**WHAT YOU NEED TO DO**. All of the records below should be output exactly.

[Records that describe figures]
+---+
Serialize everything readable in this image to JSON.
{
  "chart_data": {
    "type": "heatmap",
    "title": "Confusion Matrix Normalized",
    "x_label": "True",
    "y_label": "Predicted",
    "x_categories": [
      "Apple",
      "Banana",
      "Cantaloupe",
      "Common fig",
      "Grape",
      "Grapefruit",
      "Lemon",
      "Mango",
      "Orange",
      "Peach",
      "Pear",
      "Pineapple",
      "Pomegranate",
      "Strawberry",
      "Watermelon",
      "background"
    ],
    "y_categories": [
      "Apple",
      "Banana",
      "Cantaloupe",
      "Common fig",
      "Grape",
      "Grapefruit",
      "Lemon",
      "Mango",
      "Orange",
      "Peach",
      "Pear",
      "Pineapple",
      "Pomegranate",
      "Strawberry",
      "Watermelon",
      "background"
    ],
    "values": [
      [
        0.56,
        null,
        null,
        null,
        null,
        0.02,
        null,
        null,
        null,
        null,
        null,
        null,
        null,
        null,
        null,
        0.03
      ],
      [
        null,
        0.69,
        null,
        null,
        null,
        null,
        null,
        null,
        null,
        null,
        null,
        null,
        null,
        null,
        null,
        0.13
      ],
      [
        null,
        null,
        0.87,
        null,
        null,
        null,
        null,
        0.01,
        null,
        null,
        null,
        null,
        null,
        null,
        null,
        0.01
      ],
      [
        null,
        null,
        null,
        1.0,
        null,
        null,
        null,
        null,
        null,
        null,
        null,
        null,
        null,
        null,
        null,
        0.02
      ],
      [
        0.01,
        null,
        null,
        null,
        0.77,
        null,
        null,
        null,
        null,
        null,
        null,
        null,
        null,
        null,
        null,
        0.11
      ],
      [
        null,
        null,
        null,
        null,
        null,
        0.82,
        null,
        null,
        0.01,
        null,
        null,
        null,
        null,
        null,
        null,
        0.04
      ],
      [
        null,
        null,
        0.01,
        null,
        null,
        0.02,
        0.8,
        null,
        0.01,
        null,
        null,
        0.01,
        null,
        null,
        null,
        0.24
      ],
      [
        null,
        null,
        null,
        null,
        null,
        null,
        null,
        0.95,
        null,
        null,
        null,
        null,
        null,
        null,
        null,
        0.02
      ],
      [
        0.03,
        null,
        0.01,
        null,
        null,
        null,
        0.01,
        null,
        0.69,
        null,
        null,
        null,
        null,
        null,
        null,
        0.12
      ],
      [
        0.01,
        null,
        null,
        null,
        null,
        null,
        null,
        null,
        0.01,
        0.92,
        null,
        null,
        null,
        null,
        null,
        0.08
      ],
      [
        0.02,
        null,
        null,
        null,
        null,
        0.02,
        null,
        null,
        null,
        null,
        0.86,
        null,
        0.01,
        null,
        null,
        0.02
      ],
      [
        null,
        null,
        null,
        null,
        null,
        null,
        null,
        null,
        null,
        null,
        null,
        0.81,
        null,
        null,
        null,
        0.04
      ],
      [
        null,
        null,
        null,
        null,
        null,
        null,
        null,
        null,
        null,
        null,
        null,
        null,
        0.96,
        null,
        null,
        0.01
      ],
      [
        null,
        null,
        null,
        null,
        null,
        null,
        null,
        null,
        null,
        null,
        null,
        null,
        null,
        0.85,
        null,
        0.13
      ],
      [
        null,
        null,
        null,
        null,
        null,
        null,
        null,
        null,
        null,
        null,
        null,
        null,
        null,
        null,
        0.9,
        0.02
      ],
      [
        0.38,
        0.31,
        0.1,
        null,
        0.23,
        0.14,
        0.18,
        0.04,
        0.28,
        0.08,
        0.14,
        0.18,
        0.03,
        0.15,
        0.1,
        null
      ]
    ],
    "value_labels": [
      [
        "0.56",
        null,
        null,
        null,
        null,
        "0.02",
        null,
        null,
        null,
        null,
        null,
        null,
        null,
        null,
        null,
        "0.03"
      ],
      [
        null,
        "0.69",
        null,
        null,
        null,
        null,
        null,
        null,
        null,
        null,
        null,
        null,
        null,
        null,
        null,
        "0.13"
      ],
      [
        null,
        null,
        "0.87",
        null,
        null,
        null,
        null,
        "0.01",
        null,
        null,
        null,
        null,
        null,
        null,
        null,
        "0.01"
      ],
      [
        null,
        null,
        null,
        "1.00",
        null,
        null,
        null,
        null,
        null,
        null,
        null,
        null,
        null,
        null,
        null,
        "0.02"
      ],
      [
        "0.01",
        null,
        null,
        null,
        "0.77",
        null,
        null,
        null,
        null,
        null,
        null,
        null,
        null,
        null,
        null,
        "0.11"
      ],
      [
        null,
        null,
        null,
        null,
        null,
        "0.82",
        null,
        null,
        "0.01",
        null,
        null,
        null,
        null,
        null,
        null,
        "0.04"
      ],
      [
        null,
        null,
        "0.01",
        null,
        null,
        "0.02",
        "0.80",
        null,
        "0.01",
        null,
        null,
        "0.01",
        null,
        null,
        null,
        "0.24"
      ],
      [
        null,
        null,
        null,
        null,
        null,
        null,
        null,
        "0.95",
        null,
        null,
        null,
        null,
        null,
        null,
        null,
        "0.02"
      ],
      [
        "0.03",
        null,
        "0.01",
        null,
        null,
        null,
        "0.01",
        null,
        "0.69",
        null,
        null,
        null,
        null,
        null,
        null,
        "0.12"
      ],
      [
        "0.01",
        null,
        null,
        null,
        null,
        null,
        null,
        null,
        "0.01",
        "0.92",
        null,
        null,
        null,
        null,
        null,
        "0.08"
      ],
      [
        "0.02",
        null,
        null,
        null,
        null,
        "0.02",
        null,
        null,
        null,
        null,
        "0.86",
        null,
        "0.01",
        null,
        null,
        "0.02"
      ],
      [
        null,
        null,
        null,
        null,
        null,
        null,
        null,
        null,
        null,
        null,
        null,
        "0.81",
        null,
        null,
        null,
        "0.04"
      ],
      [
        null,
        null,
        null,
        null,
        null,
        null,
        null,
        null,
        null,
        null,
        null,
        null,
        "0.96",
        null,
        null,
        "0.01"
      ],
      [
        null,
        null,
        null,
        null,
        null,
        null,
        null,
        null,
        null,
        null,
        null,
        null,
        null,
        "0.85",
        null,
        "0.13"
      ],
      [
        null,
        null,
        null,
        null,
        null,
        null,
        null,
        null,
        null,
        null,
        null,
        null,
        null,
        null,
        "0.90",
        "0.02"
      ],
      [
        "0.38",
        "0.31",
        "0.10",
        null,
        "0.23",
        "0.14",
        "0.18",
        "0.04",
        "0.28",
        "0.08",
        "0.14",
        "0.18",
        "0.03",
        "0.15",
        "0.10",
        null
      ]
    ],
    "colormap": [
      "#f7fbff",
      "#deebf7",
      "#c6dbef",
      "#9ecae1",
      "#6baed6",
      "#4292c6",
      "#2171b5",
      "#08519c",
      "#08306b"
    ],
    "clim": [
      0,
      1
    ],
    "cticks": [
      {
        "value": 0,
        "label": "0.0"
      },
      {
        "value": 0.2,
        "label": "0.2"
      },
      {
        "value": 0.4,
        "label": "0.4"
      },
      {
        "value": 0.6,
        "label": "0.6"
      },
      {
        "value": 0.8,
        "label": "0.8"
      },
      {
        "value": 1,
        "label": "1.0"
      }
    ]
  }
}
+---+
**WRITTEN ANSWER**.
Serialize everything readable in this image to JSON.
{
  "chart_data": {
    "type": "heatmap",
    "title": "Confusion Matrix Normalized",
    "x_label": "True",
    "y_label": "Predicted",
    "x_categories": [
      "Apple",
      "Banana",
      "Cantaloupe",
      "Common fig",
      "Grape",
      "Grapefruit",
      "Lemon",
      "Mango",
      "Orange",
      "Peach",
      "Pear",
      "Pineapple",
      "Pomegranate",
      "Strawberry",
      "Watermelon",
      "background"
    ],
    "y_categories": [
      "Apple",
      "Banana",
      "Cantaloupe",
      "Common fig",
      "Grape",
      "Grapefruit",
      "Lemon",
      "Mango",
      "Orange",
      "Peach",
      "Pear",
      "Pineapple",
      "Pomegranate",
      "Strawberry",
      "Watermelon",
      "background"
    ],
    "values": [
      [
        0.56,
        null,
        null,
        null,
        null,
        0.02,
        null,
        null,
        null,
        null,
        null,
        null,
        null,
        null,
        null,
        0.03
      ],
      [
        null,
        0.69,
        null,
        null,
        null,
        null,
        null,
        null,
        null,
        null,
        null,
        null,
        null,
        null,
        null,
        0.13
      ],
      [
        null,
        null,
        0.87,
        null,
        null,
        null,
        null,
        0.01,
        null,
        null,
        null,
        null,
        null,
        null,
        null,
        0.01
      ],
      [
        null,
        null,
        null,
        1.0,
        null,
        null,
        null,
        null,
        null,
        null,
        null,
        null,
        null,
        null,
        null,
        0.02
      ],
      [
        0.01,
        null,
        null,
        null,
        0.77,
        null,
        null,
        null,
        null,
        null,
        null,
        null,
        null,
        null,
        null,
        0.11
      ],
      [
        null,
        null,
        null,
        null,
        null,
        0.82,
        null,
        null,
        0.01,
        null,
        null,
        null,
        null,
        null,
        null,
        0.04
      ],
      [
        null,
        null,
        0.01,
        null,
        null,
        0.02,
        0.8,
        null,
        0.01,
        null,
        null,
        0.01,
        null,
        null,
        null,
        0.24
      ],
      [
        null,
        null,
        null,
        null,
        null,
        null,
        null,
        0.95,
        null,
        null,
        null,
        null,
        null,
        null,
        null,
        0.02
      ],
      [
        0.03,
        null,
        0.01,
        null,
        null,
        null,
        0.01,
        null,
        0.69,
        null,
        null,
        null,
        null,
        null,
        null,
        0.12
      ],
      [
        0.01,
        null,
        null,
        null,
        null,
        null,
        null,
        null,
        0.01,
        0.92,
        null,
        null,
        null,
        null,
        null,
        0.08
      ],
      [
        0.02,
        null,
        null,
        null,
        null,
        0.02,
        null,
        null,
        null,
        null,
        0.86,
        null,
        0.01,
        null,
        null,
        0.02
      ],
      [
        null,
        null,
        null,
        null,
        null,
        null,
        null,
        null,
        null,
        null,
        null,
        0.81,
        null,
        null,
        null,
        0.04
      ],
      [
        null,
        null,
        null,
        null,
        null,
        null,
        null,
        null,
        null,
        null,
        null,
        null,
        0.96,
        null,
        null,
        0.01
      ],
      [
        null,
        null,
        null,
        null,
        null,
        null,
        null,
        null,
        null,
        null,
        null,
        null,
        null,
        0.85,
        null,
        0.13
      ],
      [
        null,
        null,
        null,
        null,
        null,
        null,
        null,
        null,
        null,
        null,
        null,
        null,
        null,
        null,
        0.9,
        0.02
      ],
      [
        0.38,
        0.31,
        0.1,
        null,
        0.23,
        0.14,
        0.18,
        0.04,
        0.28,
        0.08,
        0.14,
        0.18,
        0.03,
        0.15,
        0.1,
        null
      ]
    ],
    "value_labels": [
      [
        "0.56",
        null,
        null,
        null,
        null,
        "0.02",
        null,
        null,
        null,
        null,
        null,
        null,
        null,
        null,
        null,
        "0.03"
      ],
      [
        null,
        "0.69",
        null,
        null,
        null,
        null,
        null,
        null,
        null,
        null,
        null,
        null,
        null,
        null,
        null,
        "0.13"
      ],
      [
        null,
        null,
        "0.87",
        null,
        null,
        null,
        null,
        "0.01",
        null,
        null,
        null,
        null,
        null,
        null,
        null,
        "0.01"
      ],
      [
        null,
        null,
        null,
        "1.00",
        null,
        null,
        null,
        null,
        null,
        null,
        null,
        null,
        null,
        null,
        null,
        "0.02"
      ],
      [
        "0.01",
        null,
        null,
        null,
        "0.77",
        null,
        null,
        null,
        null,
        null,
        null,
        null,
        null,
        null,
        null,
        "0.11"
      ],
      [
        null,
        null,
        null,
        null,
        null,
        "0.82",
        null,
        null,
        "0.01",
        null,
        null,
        null,
        null,
        null,
        null,
        "0.04"
      ],
      [
        null,
        null,
        "0.01",
        null,
        null,
        "0.02",
        "0.80",
        null,
        "0.01",
        null,
        null,
        "0.01",
        null,
        null,
        null,
        "0.24"
      ],
      [
        null,
        null,
        null,
        null,
        null,
        null,
        null,
        "0.95",
        null,
        null,
        null,
        null,
        null,
        null,
        null,
        "0.02"
      ],
      [
        "0.03",
        null,
        "0.01",
        null,
        null,
        null,
        "0.01",
        null,
        "0.69",
        null,
        null,
        null,
        null,
        null,
        null,
        "0.12"
      ],
      [
        "0.01",
        null,
        null,
        null,
        null,
        null,
        null,
        null,
        "0.01",
        "0.92",
        null,
        null,
        null,
        null,
        null,
        "0.08"
      ],
      [
        "0.02",
        null,
        null,
        null,
        null,
        "0.02",
        null,
        null,
        null,
        null,
        "0.86",
        null,
        "0.01",
        null,
        null,
        "0.02"
      ],
      [
        null,
        null,
        null,
        null,
        null,
        null,
        null,
        null,
        null,
        null,
        null,
        "0.81",
        null,
        null,
        null,
        "0.04"
      ],
      [
        null,
        null,
        null,
        null,
        null,
        null,
        null,
        null,
        null,
        null,
        null,
        null,
        "0.96",
        null,
        null,
        "0.01"
      ],
      [
        null,
        null,
        null,
        null,
        null,
        null,
        null,
        null,
        null,
        null,
        null,
        null,
        null,
        "0.85",
        null,
        "0.13"
      ],
      [
        null,
        null,
        null,
        null,
        null,
        null,
        null,
        null,
        null,
        null,
        null,
        null,
        null,
        null,
        "0.90",
        "0.02"
      ],
      [
        "0.38",
        "0.31",
        "0.10",
        null,
        "0.23",
        "0.14",
        "0.18",
        "0.04",
        "0.28",
        "0.08",
        "0.14",
        "0.18",
        "0.03",
        "0.15",
        "0.10",
        null
      ]
    ],
    "colormap": [
      "#f7fbff",
      "#deebf7",
      "#c6dbef",
      "#9ecae1",
      "#6baed6",
      "#4292c6",
      "#2171b5",
      "#08519c",
      "#08306b"
    ],
    "clim": [
      0,
      1
    ],
    "cticks": [
      {
        "value": 0,
        "label": "0.0"
      },
      {
        "value": 0.2,
        "label": "0.2"
      },
      {
        "value": 0.4,
        "label": "0.4"
      },
      {
        "value": 0.6,
        "label": "0.6"
      },
      {
        "value": 0.8,
        "label": "0.8"
      },
      {
        "value": 1,
        "label": "1.0"
      }
    ]
  }
}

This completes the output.